Requirement -> From the data that follows, report how many lines hold the string "legend", giving only the number.

Stored rows ->
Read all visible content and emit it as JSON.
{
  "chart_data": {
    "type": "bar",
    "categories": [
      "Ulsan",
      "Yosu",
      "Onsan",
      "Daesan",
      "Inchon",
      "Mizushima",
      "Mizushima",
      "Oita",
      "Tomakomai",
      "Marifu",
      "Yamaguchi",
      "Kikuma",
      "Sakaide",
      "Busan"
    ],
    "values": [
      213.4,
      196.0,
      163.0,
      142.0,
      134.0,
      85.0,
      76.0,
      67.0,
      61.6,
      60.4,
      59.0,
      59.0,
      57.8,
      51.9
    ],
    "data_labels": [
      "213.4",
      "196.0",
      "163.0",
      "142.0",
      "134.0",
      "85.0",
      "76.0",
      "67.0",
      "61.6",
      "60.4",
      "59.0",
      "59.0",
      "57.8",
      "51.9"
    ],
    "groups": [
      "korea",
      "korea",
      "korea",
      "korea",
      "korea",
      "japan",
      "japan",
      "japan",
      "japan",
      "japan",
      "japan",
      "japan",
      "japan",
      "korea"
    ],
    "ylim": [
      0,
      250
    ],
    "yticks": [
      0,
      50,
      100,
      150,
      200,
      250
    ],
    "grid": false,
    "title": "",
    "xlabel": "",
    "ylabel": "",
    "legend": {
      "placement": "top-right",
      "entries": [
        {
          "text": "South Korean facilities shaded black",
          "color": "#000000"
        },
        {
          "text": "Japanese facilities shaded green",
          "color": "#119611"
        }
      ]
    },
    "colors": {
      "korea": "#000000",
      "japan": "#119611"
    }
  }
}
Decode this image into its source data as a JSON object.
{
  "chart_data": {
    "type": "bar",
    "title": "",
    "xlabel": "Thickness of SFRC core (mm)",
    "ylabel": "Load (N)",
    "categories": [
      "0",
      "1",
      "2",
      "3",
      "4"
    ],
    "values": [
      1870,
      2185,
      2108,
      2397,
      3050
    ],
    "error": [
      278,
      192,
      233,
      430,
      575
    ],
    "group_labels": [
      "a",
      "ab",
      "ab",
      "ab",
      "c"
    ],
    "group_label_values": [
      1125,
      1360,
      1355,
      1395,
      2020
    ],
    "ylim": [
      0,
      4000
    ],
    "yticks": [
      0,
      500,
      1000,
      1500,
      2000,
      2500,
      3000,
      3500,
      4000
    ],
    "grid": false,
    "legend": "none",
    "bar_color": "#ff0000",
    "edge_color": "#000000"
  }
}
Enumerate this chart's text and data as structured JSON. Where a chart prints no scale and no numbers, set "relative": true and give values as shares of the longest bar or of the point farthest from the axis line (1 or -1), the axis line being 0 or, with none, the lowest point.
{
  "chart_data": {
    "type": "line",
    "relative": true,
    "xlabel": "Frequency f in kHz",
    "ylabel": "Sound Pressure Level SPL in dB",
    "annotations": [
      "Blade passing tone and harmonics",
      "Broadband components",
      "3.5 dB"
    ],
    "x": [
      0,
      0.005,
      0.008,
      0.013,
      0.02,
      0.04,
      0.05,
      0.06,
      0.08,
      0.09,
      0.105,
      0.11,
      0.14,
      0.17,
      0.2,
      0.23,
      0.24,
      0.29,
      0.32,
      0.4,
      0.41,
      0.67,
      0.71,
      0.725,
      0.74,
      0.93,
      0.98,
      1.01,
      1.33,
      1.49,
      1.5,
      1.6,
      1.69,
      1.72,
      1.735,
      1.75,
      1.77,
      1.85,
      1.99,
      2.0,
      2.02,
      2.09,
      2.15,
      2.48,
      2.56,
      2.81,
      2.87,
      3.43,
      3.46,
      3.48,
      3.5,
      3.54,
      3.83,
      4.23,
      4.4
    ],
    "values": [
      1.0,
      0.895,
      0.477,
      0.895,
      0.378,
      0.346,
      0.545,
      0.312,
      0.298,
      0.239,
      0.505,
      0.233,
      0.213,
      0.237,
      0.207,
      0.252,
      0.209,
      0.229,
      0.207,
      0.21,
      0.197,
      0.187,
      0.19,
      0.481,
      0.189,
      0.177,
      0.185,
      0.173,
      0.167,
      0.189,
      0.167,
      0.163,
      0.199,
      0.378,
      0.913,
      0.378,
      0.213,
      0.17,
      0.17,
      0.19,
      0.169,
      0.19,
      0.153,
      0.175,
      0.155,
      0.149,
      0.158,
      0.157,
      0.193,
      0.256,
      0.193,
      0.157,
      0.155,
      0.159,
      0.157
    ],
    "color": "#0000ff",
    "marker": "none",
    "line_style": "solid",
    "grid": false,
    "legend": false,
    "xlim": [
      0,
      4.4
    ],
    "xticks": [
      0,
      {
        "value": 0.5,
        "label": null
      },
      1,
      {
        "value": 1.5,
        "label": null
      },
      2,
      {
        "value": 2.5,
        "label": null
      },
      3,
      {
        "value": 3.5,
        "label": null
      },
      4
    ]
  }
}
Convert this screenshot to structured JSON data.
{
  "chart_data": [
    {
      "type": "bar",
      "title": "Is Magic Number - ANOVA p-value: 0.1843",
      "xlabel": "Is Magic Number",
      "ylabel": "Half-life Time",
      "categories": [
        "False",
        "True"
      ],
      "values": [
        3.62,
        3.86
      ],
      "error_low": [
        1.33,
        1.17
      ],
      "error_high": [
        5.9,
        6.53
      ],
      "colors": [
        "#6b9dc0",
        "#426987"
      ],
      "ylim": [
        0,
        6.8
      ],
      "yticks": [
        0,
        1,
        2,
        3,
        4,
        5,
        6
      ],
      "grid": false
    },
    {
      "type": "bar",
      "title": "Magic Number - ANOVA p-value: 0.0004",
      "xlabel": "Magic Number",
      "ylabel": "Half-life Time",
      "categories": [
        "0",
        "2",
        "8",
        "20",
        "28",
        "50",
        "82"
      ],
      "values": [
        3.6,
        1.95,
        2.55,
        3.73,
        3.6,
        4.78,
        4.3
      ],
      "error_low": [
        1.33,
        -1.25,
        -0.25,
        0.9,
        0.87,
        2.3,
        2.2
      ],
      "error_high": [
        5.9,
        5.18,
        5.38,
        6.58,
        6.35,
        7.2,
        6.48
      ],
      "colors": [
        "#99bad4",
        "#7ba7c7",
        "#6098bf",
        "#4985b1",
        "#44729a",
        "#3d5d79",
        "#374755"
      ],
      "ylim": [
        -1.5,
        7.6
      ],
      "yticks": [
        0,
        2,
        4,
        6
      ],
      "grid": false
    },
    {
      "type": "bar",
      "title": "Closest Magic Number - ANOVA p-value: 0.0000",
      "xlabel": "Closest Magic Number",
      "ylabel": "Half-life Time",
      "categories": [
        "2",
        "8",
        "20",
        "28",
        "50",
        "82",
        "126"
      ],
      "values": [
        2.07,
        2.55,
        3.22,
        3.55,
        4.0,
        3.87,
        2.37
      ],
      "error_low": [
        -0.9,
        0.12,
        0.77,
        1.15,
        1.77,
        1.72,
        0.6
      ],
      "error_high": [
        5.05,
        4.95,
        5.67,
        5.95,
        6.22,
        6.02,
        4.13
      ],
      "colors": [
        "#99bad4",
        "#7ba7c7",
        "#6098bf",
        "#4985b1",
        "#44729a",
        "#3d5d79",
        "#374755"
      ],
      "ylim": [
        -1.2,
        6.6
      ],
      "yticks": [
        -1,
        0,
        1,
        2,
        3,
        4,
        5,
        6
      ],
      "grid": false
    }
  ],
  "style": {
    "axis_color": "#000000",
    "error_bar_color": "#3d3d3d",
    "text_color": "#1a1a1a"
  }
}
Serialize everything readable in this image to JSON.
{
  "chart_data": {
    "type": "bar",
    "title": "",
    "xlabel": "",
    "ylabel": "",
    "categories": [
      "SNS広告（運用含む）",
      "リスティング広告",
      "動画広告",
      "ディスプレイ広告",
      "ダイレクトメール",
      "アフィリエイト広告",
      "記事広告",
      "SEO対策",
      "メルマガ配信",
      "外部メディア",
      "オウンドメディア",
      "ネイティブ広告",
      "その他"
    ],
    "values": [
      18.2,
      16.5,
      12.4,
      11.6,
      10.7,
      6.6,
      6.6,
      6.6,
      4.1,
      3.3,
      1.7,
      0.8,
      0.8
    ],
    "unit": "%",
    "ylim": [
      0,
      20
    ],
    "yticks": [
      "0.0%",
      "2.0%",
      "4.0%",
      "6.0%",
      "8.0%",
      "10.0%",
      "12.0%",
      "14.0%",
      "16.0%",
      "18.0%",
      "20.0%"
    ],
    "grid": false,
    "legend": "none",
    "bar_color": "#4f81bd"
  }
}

Exercise result -> 4